### Source data:
::::::::::
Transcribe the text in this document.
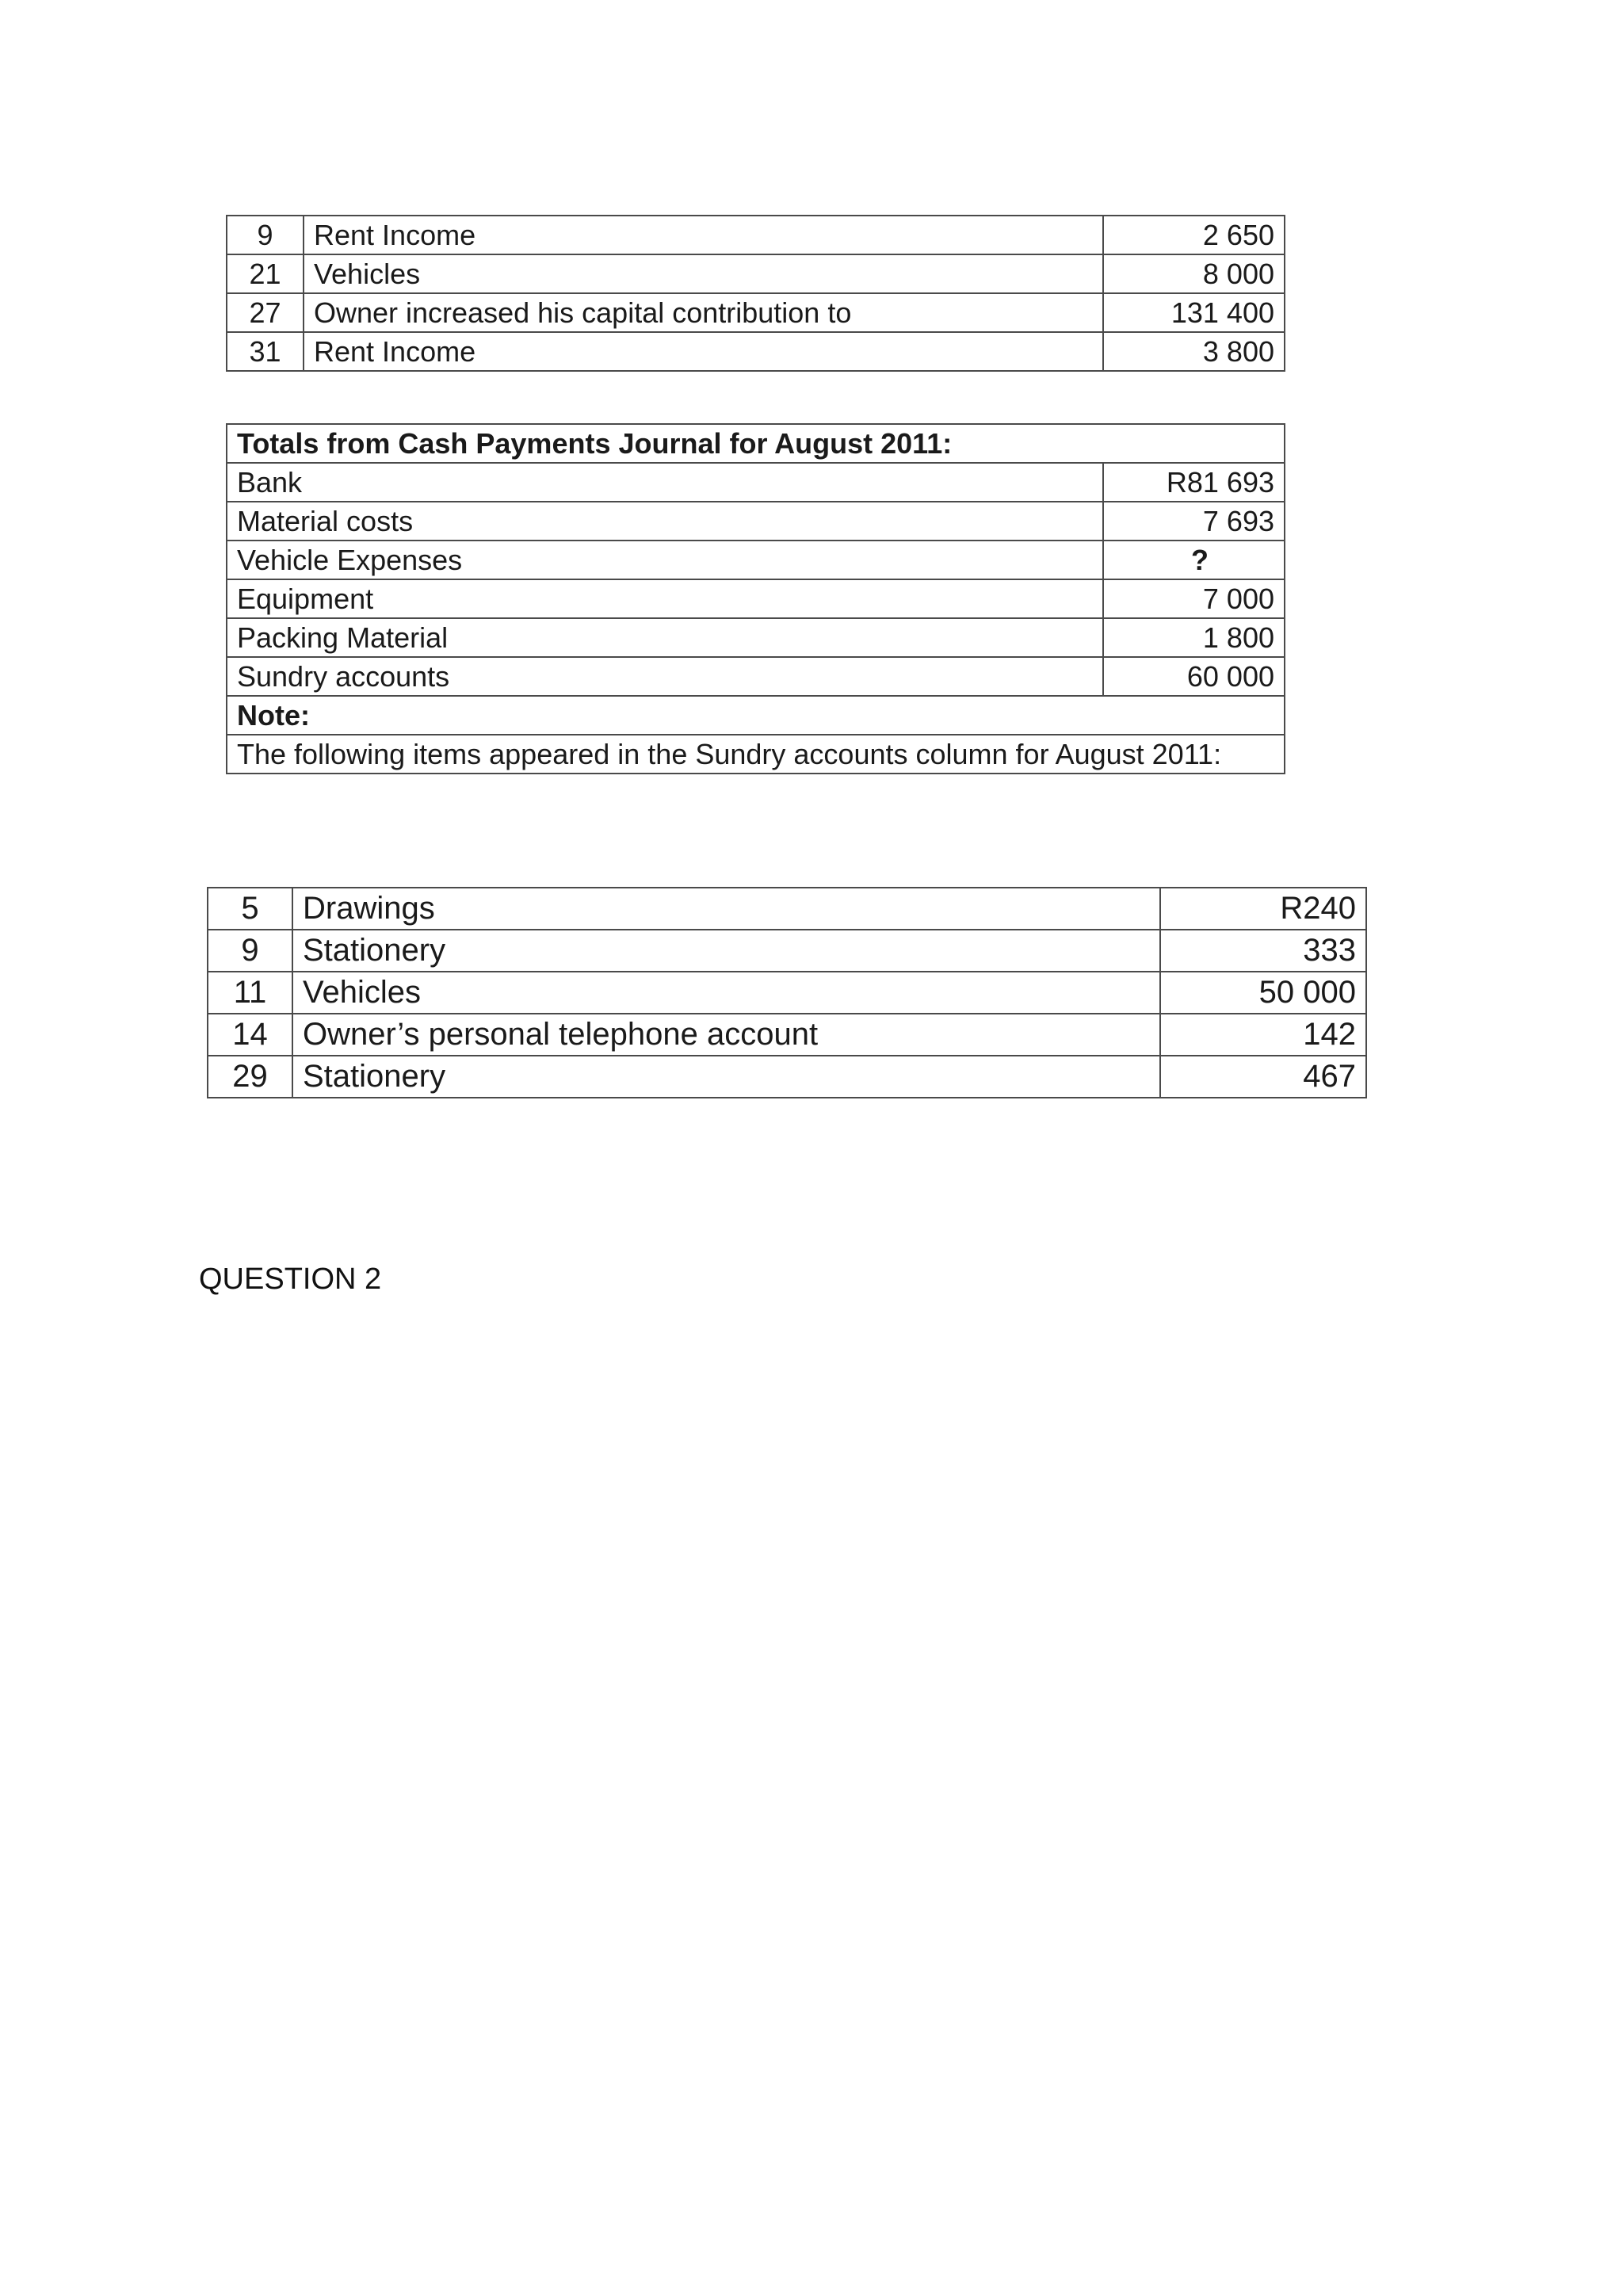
9	Rent Income	2 650
21	Vehicles	8 000
27	Owner increased his capital contribution to	131 400
31	Rent Income	3 800
Totals from Cash Payments Journal for August 2011:	
Bank	R81 693
Material costs	7 693
Vehicle Expenses	?
Equipment	7 000
Packing Material	1 800
Sundry accounts	60 000
Note:	
The following items appeared in the Sundry accounts column for August 2011:	
5	Drawings	R240
9	Stationery	333
11	Vehicles	50 000
14	Owner’s personal telephone account	142
29	Stationery	467
QUESTION 2
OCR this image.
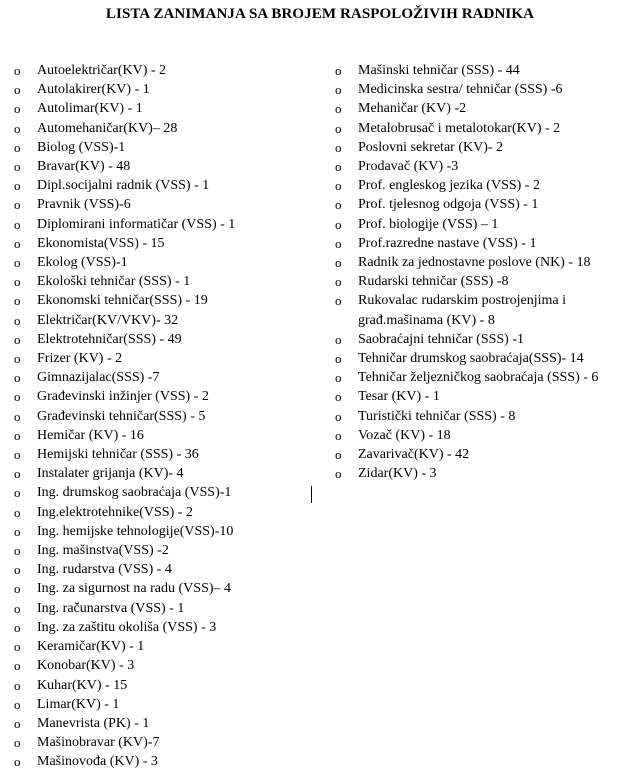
LISTA ZANIMANJA SA BROJEM RASPOLOŽIVIH RADNIKA
o Autoelektričar(KV) - 2
o Autolakirer(KV) - 1
o Autolimar(KV) - 1
o Automehaničar(KV)– 28
o Biolog (VSS)-1
o Bravar(KV) - 48
o Dipl.socijalni radnik (VSS) - 1
o Pravnik (VSS)-6
o Diplomirani informatičar (VSS) - 1
o Ekonomista(VSS) - 15
o Ekolog (VSS)-1
o Ekološki tehničar (SSS) - 1
o Ekonomski tehničar(SSS) - 19
o Električar(KV/VKV)- 32
o Elektrotehničar(SSS) - 49
o Frizer (KV) - 2
o Gimnazijalac(SSS) -7
o Građevinski inžinjer (VSS) - 2
o Građevinski tehničar(SSS) - 5
o Hemičar (KV) - 16
o Hemijski tehničar (SSS) - 36
o Instalater grijanja (KV)- 4
o Ing. drumskog saobraćaja (VSS)-1
o Ing.elektrotehnike(VSS) - 2
o Ing. hemijske tehnologije(VSS)-10
o Ing. mašinstva(VSS) -2
o Ing. rudarstva (VSS) - 4
o Ing. za sigurnost na radu (VSS)– 4
o Ing. računarstva (VSS) - 1
o Ing. za zaštitu okoliša (VSS) - 3
o Keramičar(KV) - 1
o Konobar(KV) - 3
o Kuhar(KV) - 15
o Limar(KV) - 1
o Manevrista (PK) - 1
o Mašinobravar (KV)-7
o Mašinovođa (KV) - 3
o Mašinski tehničar (SSS) - 44
o Medicinska sestra/ tehničar (SSS) -6
o Mehaničar (KV) -2
o Metalobrusač i metalotokar(KV) - 2
o Poslovni sekretar (KV)- 2
o Prodavač (KV) -3
o Prof. engleskog jezika (VSS) - 2
o Prof. tjelesnog odgoja (VSS) - 1
o Prof. biologije (VSS) – 1
o Prof.razredne nastave (VSS) - 1
o Radnik za jednostavne poslove (NK) - 18
o Rudarski tehničar (SSS) -8
o Rukovalac rudarskim postrojenjima i
građ.mašinama (KV) - 8
o Saobraćajni tehničar (SSS) -1
o Tehničar drumskog saobraćaja(SSS)- 14
o Tehničar željezničkog saobraćaja (SSS) - 6
o Tesar (KV) - 1
o Turistički tehničar (SSS) - 8
o Vozač (KV) - 18
o Zavarivač(KV) - 42
o Zidar(KV) - 3
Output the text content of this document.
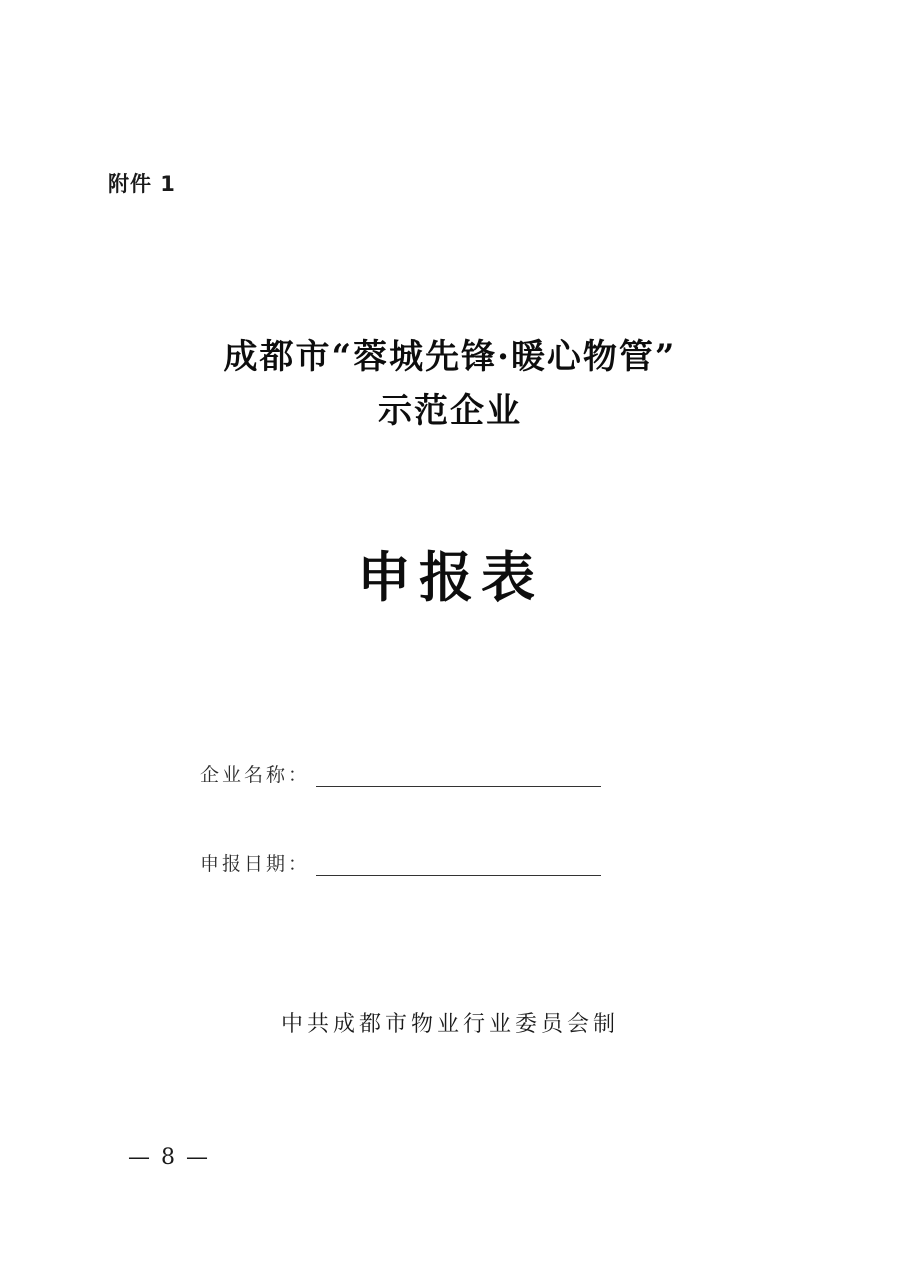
附件 1
成都市“蓉城先锋·暖心物管”
示范企业
申报表
企业名称：
申报日期：
中共成都市物业行业委员会制
— 8 —
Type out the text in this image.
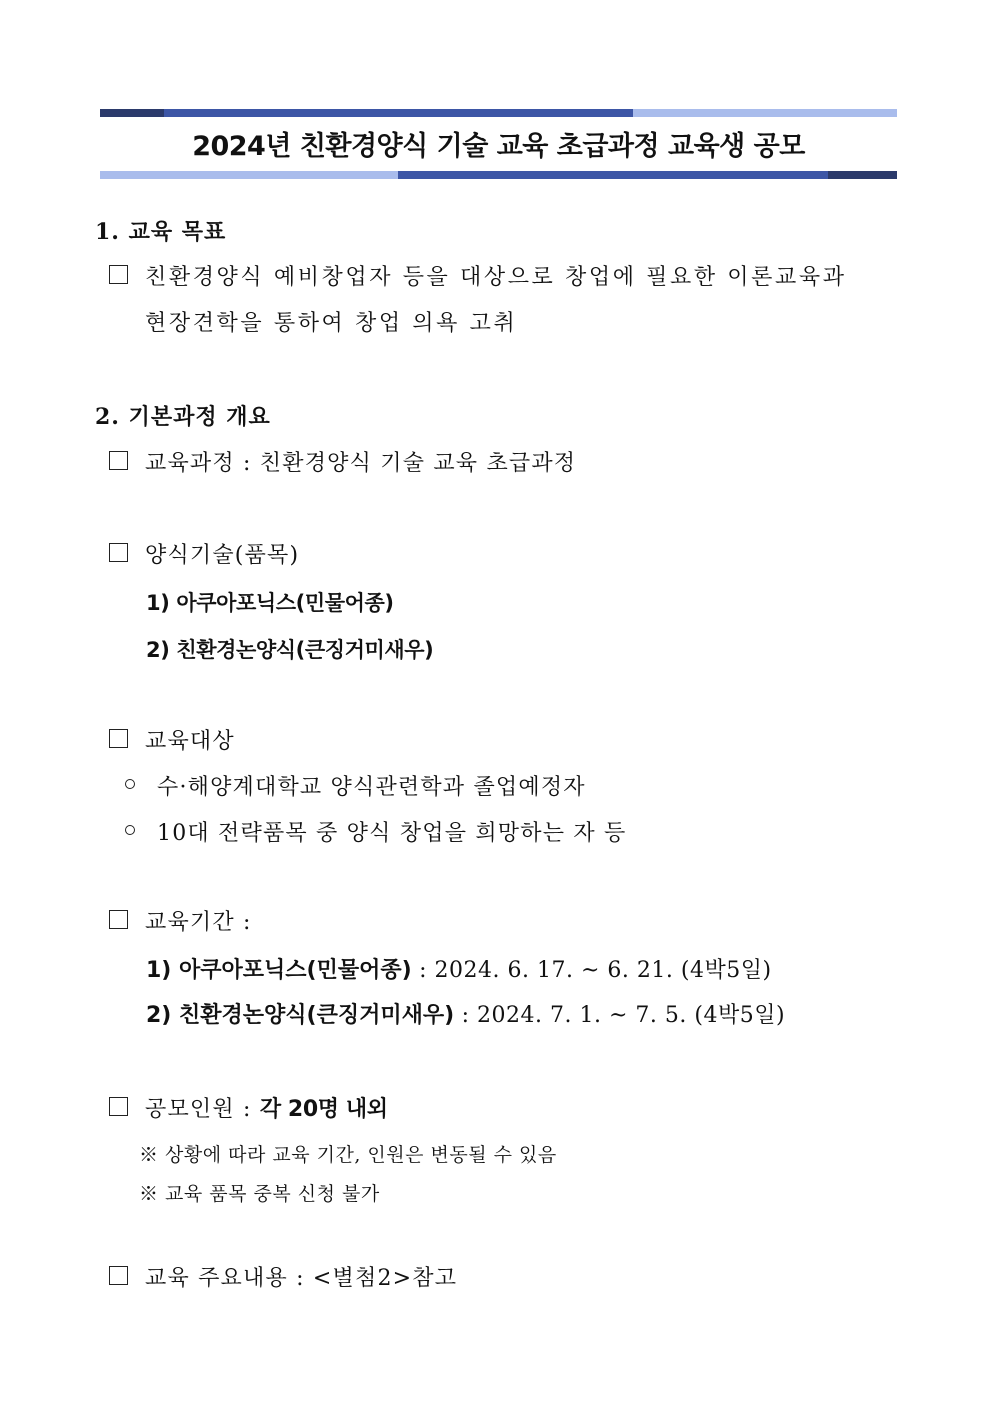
2024년 친환경양식 기술 교육 초급과정 교육생 공모
1. 교육 목표
친환경양식 예비창업자 등을 대상으로 창업에 필요한 이론교육과
현장견학을 통하여 창업 의욕 고취
2. 기본과정 개요
교육과정 : 친환경양식 기술 교육 초급과정
양식기술(품목)
1) 아쿠아포닉스(민물어종)
2) 친환경논양식(큰징거미새우)
교육대상
수·해양계대학교 양식관련학과 졸업예정자
10대 전략품목 중 양식 창업을 희망하는 자 등
교육기간 :
1) 아쿠아포닉스(민물어종) : 2024. 6. 17. ~ 6. 21. (4박5일)
2) 친환경논양식(큰징거미새우) : 2024. 7. 1. ~ 7. 5. (4박5일)
공모인원 : 각 20명 내외
※ 상황에 따라 교육 기간, 인원은 변동될 수 있음
※ 교육 품목 중복 신청 불가
교육 주요내용 : <별첨2>참고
::::::::::
### Set exercise:
Nothing but the lines from the one holding "Output the text content of this document." to the end of the entries above should be echoed, exactly and with both ends included; omit the pictures.

### Result of the exercise:
Output the text content of this document.
附件 1
成都市“蓉城先锋·暖心物管”
示范企业
申报表
企业名称：
申报日期：
中共成都市物业行业委员会制
— 8 —
Type out the text in this image.
2024년 친환경양식 기술 교육 초급과정 교육생 공모
1. 교육 목표
친환경양식 예비창업자 등을 대상으로 창업에 필요한 이론교육과
현장견학을 통하여 창업 의욕 고취
2. 기본과정 개요
교육과정 : 친환경양식 기술 교육 초급과정
양식기술(품목)
1) 아쿠아포닉스(민물어종)
2) 친환경논양식(큰징거미새우)
교육대상
수·해양계대학교 양식관련학과 졸업예정자
10대 전략품목 중 양식 창업을 희망하는 자 등
교육기간 :
1) 아쿠아포닉스(민물어종) : 2024. 6. 17. ~ 6. 21. (4박5일)
2) 친환경논양식(큰징거미새우) : 2024. 7. 1. ~ 7. 5. (4박5일)
공모인원 : 각 20명 내외
※ 상황에 따라 교육 기간, 인원은 변동될 수 있음
※ 교육 품목 중복 신청 불가
교육 주요내용 : <별첨2>참고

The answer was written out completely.